**WHAT IS EXPECTED:**
Reproduce the following lines exactly.

**GIVEN INFORMATION:**
•••

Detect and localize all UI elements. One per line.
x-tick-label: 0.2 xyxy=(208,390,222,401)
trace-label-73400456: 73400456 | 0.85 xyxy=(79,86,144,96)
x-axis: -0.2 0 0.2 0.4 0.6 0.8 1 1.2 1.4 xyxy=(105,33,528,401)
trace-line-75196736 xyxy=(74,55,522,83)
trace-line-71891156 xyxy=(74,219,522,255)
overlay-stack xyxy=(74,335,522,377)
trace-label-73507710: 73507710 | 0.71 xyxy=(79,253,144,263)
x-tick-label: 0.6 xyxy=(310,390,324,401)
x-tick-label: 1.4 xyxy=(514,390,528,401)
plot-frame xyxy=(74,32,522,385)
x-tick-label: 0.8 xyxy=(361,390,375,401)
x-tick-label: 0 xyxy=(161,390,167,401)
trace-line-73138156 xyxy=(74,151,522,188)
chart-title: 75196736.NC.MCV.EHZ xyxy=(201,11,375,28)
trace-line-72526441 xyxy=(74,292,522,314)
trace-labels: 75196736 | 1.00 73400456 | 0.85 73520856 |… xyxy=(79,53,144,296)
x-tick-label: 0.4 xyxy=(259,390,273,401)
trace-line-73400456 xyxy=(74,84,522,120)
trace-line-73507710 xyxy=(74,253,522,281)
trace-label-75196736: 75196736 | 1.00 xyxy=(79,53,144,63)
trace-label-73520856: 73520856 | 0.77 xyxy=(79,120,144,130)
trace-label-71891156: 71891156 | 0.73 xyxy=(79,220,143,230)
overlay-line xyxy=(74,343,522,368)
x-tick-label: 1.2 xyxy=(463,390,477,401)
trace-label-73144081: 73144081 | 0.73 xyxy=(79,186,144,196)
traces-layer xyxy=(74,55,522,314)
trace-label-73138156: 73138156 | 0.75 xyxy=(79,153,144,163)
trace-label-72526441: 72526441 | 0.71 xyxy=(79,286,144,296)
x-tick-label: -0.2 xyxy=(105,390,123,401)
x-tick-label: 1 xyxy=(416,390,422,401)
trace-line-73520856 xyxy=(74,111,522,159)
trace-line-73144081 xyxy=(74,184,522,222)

•••

**RESPONSE:**
Detect and localize all UI elements. One per line.
x-tick-label: 0.2 xyxy=(208,390,222,401)
trace-label-73400456: 73400456 | 0.85 xyxy=(79,86,144,96)
x-axis: -0.2 0 0.2 0.4 0.6 0.8 1 1.2 1.4 xyxy=(105,33,528,401)
trace-line-75196736 xyxy=(74,55,522,83)
trace-line-71891156 xyxy=(74,219,522,255)
overlay-stack xyxy=(74,335,522,377)
trace-label-73507710: 73507710 | 0.71 xyxy=(79,253,144,263)
x-tick-label: 0.6 xyxy=(310,390,324,401)
x-tick-label: 1.4 xyxy=(514,390,528,401)
plot-frame xyxy=(74,32,522,385)
x-tick-label: 0.8 xyxy=(361,390,375,401)
x-tick-label: 0 xyxy=(161,390,167,401)
trace-line-73138156 xyxy=(74,151,522,188)
chart-title: 75196736.NC.MCV.EHZ xyxy=(201,11,375,28)
trace-line-72526441 xyxy=(74,292,522,314)
trace-labels: 75196736 | 1.00 73400456 | 0.85 73520856 |… xyxy=(79,53,144,296)
x-tick-label: 0.4 xyxy=(259,390,273,401)
trace-line-73400456 xyxy=(74,84,522,120)
trace-line-73507710 xyxy=(74,253,522,281)
trace-label-75196736: 75196736 | 1.00 xyxy=(79,53,144,63)
trace-label-73520856: 73520856 | 0.77 xyxy=(79,120,144,130)
trace-label-71891156: 71891156 | 0.73 xyxy=(79,220,143,230)
overlay-line xyxy=(74,343,522,368)
x-tick-label: 1.2 xyxy=(463,390,477,401)
trace-label-73144081: 73144081 | 0.73 xyxy=(79,186,144,196)
traces-layer xyxy=(74,55,522,314)
trace-label-73138156: 73138156 | 0.75 xyxy=(79,153,144,163)
trace-label-72526441: 72526441 | 0.71 xyxy=(79,286,144,296)
x-tick-label: -0.2 xyxy=(105,390,123,401)
x-tick-label: 1 xyxy=(416,390,422,401)
trace-line-73520856 xyxy=(74,111,522,159)
trace-line-73144081 xyxy=(74,184,522,222)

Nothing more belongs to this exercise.